→ **Requirement**:
Look for "GENERAL" in each line of the entries, and return the matching lines.

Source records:
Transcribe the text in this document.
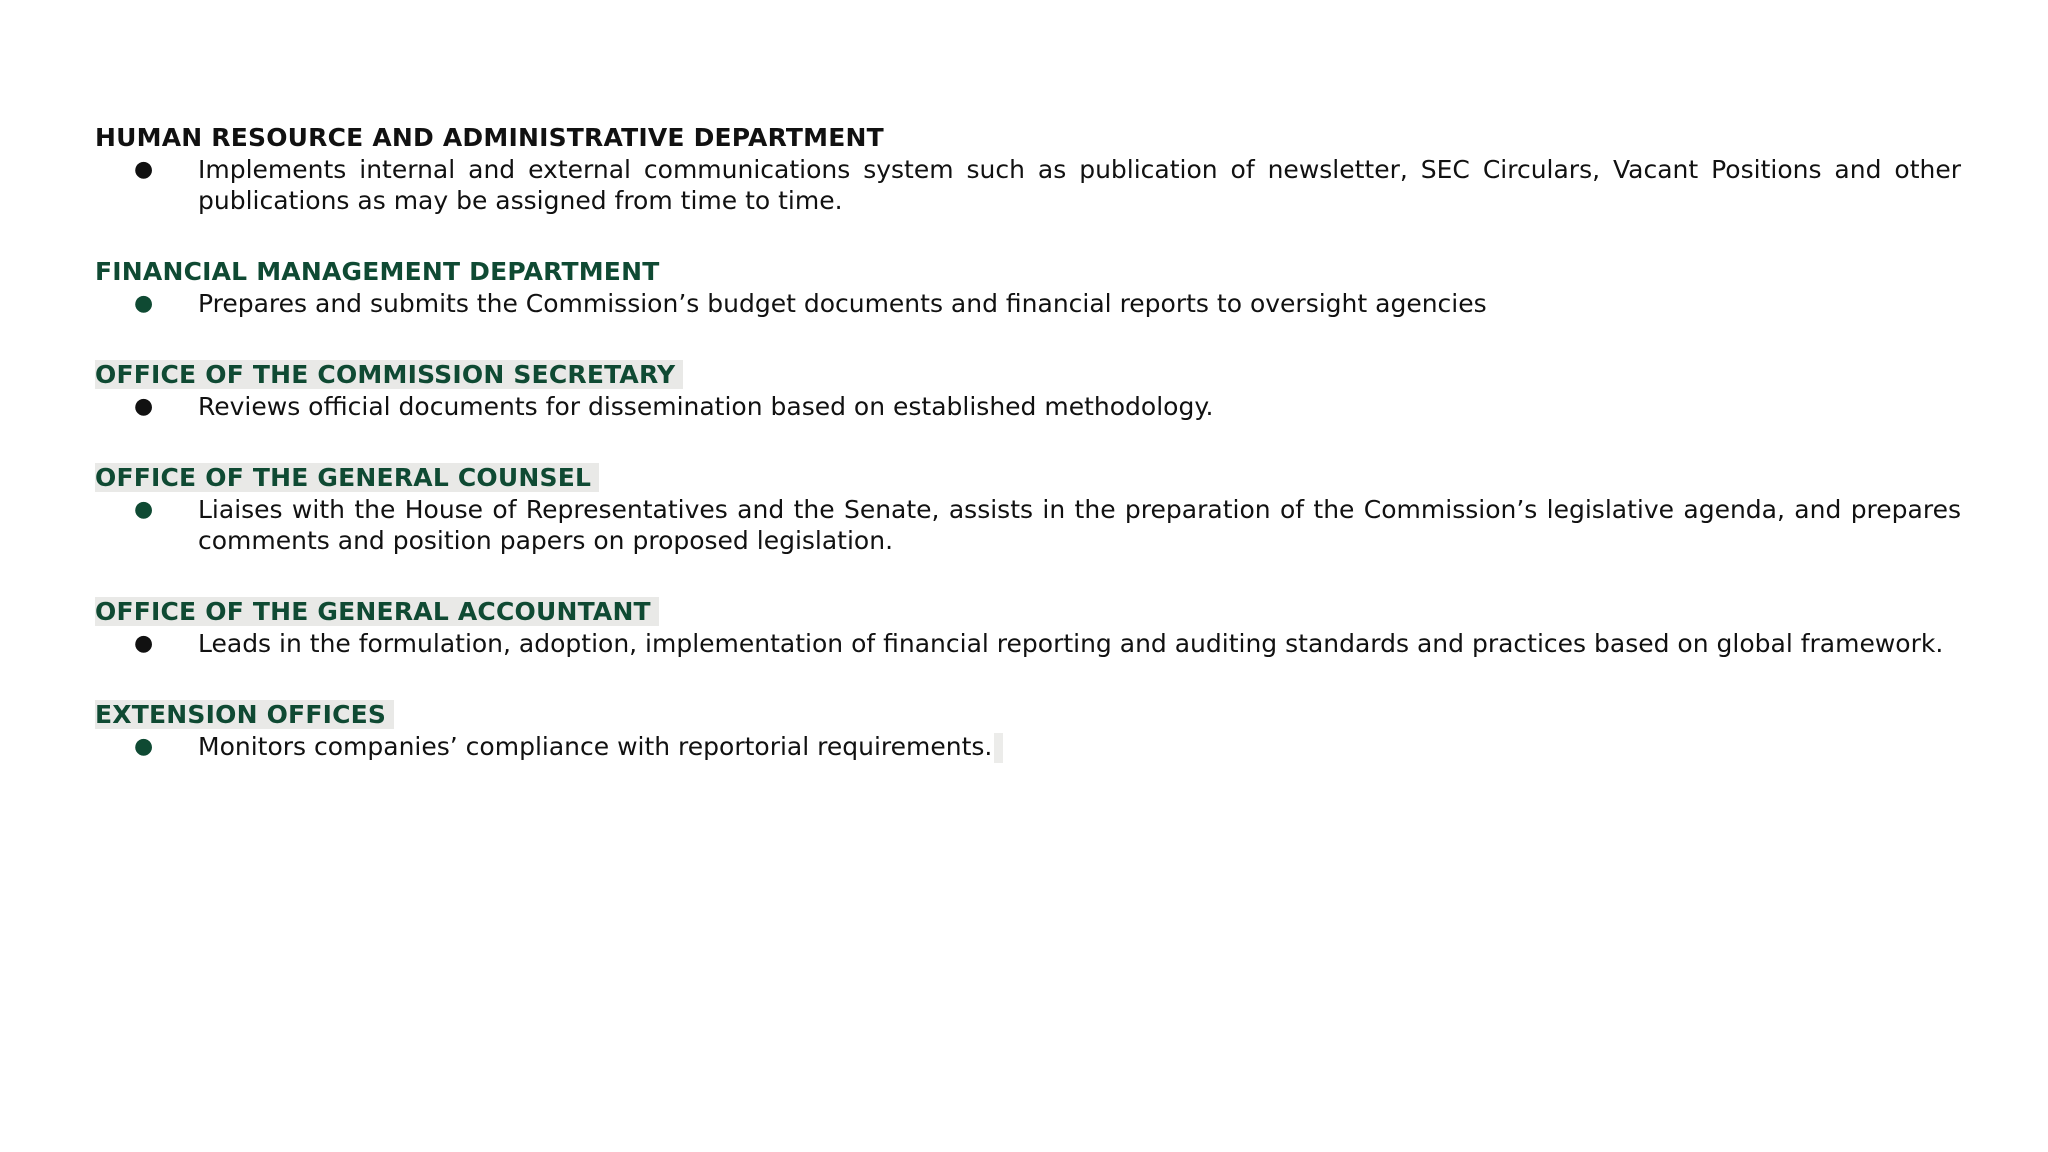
HUMAN RESOURCE AND ADMINISTRATIVE DEPARTMENT

● Implements internal and external communications system such as publication of newsletter, SEC Circulars, Vacant Positions and other publications as may be assigned from time to time.

FINANCIAL MANAGEMENT DEPARTMENT

● Prepares and submits the Commission’s budget documents and financial reports to oversight agencies

OFFICE OF THE COMMISSION SECRETARY

● Reviews official documents for dissemination based on established methodology.

OFFICE OF THE GENERAL COUNSEL

● Liaises with the House of Representatives and the Senate, assists in the preparation of the Commission’s legislative agenda, and prepares comments and position papers on proposed legislation.

OFFICE OF THE GENERAL ACCOUNTANT

● Leads in the formulation, adoption, implementation of financial reporting and auditing standards and practices based on global framework.

EXTENSION OFFICES

● Monitors companies’ compliance with reportorial requirements.
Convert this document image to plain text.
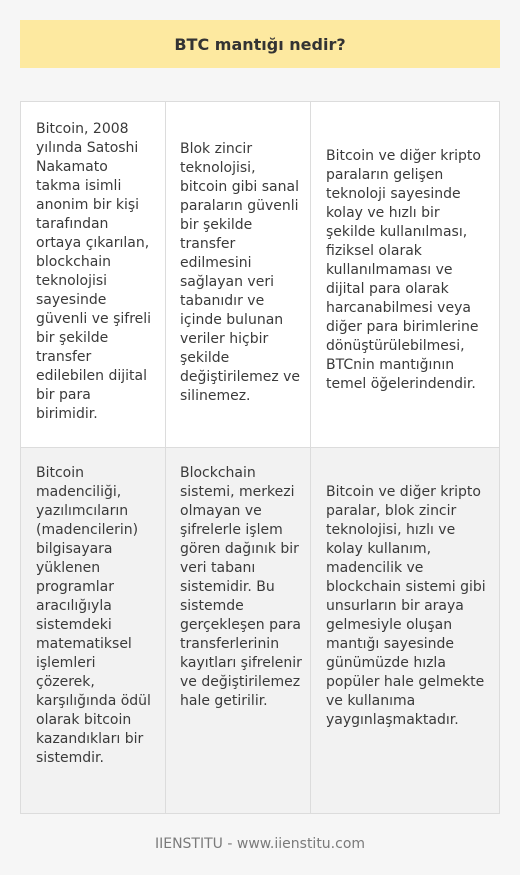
BTC mantığı nedir?
Bitcoin, 2008 yılında Satoshi Nakamato takma isimli anonim bir kişi tarafından ortaya çıkarılan, blockchain teknolojisi sayesinde güvenli ve şifreli bir şekilde transfer edilebilen dijital bir para birimidir.
Blok zincir teknolojisi, bitcoin gibi sanal paraların güvenli bir şekilde transfer edilmesini sağlayan veri tabanıdır ve içinde bulunan veriler hiçbir şekilde değiştirilemez ve silinemez.
Bitcoin ve diğer kripto paraların gelişen teknoloji sayesinde kolay ve hızlı bir şekilde kullanılması, fiziksel olarak kullanılmaması ve dijital para olarak harcanabilmesi veya diğer para birimlerine dönüştürülebilmesi, BTCnin mantığının temel öğelerindendir.
Bitcoin madenciliği, yazılımcıların (madencilerin) bilgisayara yüklenen programlar aracılığıyla sistemdeki matematiksel işlemleri çözerek, karşılığında ödül olarak bitcoin kazandıkları bir sistemdir.
Blockchain sistemi, merkezi olmayan ve şifrelerle işlem gören dağınık bir veri tabanı sistemidir. Bu sistemde gerçekleşen para transferlerinin kayıtları şifrelenir ve değiştirilemez hale getirilir.
Bitcoin ve diğer kripto paralar, blok zincir teknolojisi, hızlı ve kolay kullanım, madencilik ve blockchain sistemi gibi unsurların bir araya gelmesiyle oluşan mantığı sayesinde günümüzde hızla popüler hale gelmekte ve kullanıma yaygınlaşmaktadır.
IIENSTITU - www.iienstitu.com
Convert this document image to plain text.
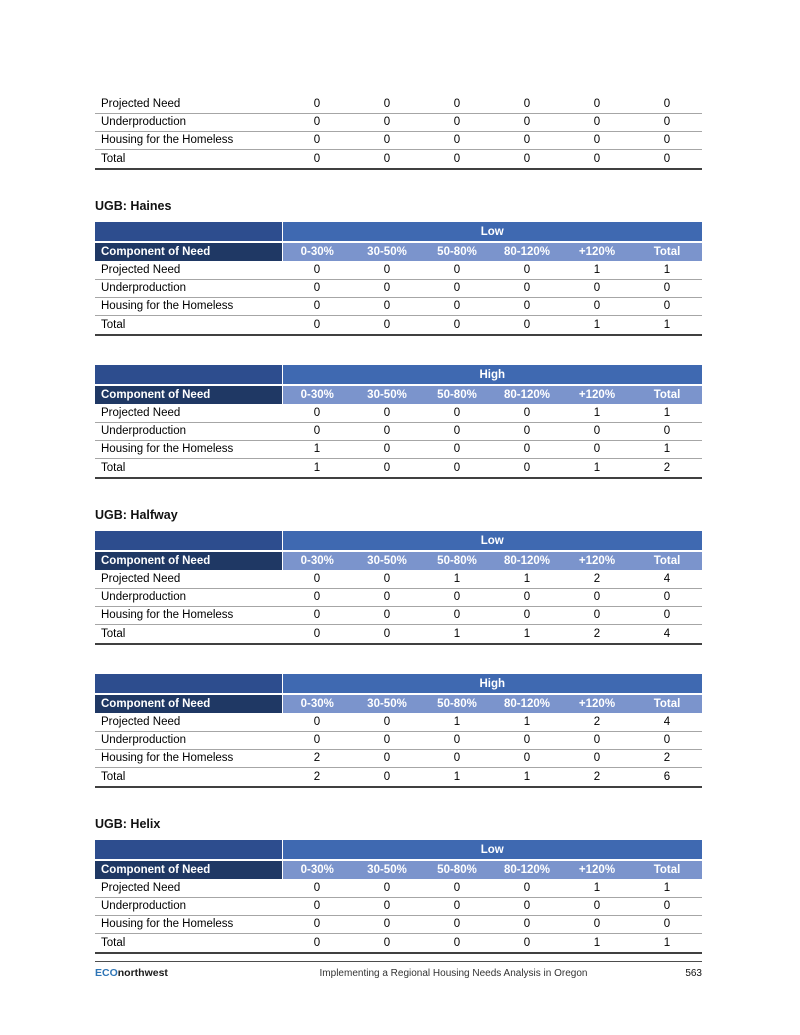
Projected Need	0	0	0	0	0	0
Underproduction	0	0	0	0	0	0
Housing for the Homeless	0	0	0	0	0	0
Total	0	0	0	0	0	0
UGB: Haines
	Low					
Component of Need	0-30%	30-50%	50-80%	80-120%	+120%	Total
Projected Need	0	0	0	0	1	1
Underproduction	0	0	0	0	0	0
Housing for the Homeless	0	0	0	0	0	0
Total	0	0	0	0	1	1
	High					
Component of Need	0-30%	30-50%	50-80%	80-120%	+120%	Total
Projected Need	0	0	0	0	1	1
Underproduction	0	0	0	0	0	0
Housing for the Homeless	1	0	0	0	0	1
Total	1	0	0	0	1	2
UGB: Halfway
	Low					
Component of Need	0-30%	30-50%	50-80%	80-120%	+120%	Total
Projected Need	0	0	1	1	2	4
Underproduction	0	0	0	0	0	0
Housing for the Homeless	0	0	0	0	0	0
Total	0	0	1	1	2	4
	High					
Component of Need	0-30%	30-50%	50-80%	80-120%	+120%	Total
Projected Need	0	0	1	1	2	4
Underproduction	0	0	0	0	0	0
Housing for the Homeless	2	0	0	0	0	2
Total	2	0	1	1	2	6
UGB: Helix
	Low					
Component of Need	0-30%	30-50%	50-80%	80-120%	+120%	Total
Projected Need	0	0	0	0	1	1
Underproduction	0	0	0	0	0	0
Housing for the Homeless	0	0	0	0	0	0
Total	0	0	0	0	1	1
ECOnorthwest	Implementing a Regional Housing Needs Analysis in Oregon	563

→ **Answer to the problem**:
OFFICE OF THE GENERAL COUNSEL
OFFICE OF THE GENERAL ACCOUNTANT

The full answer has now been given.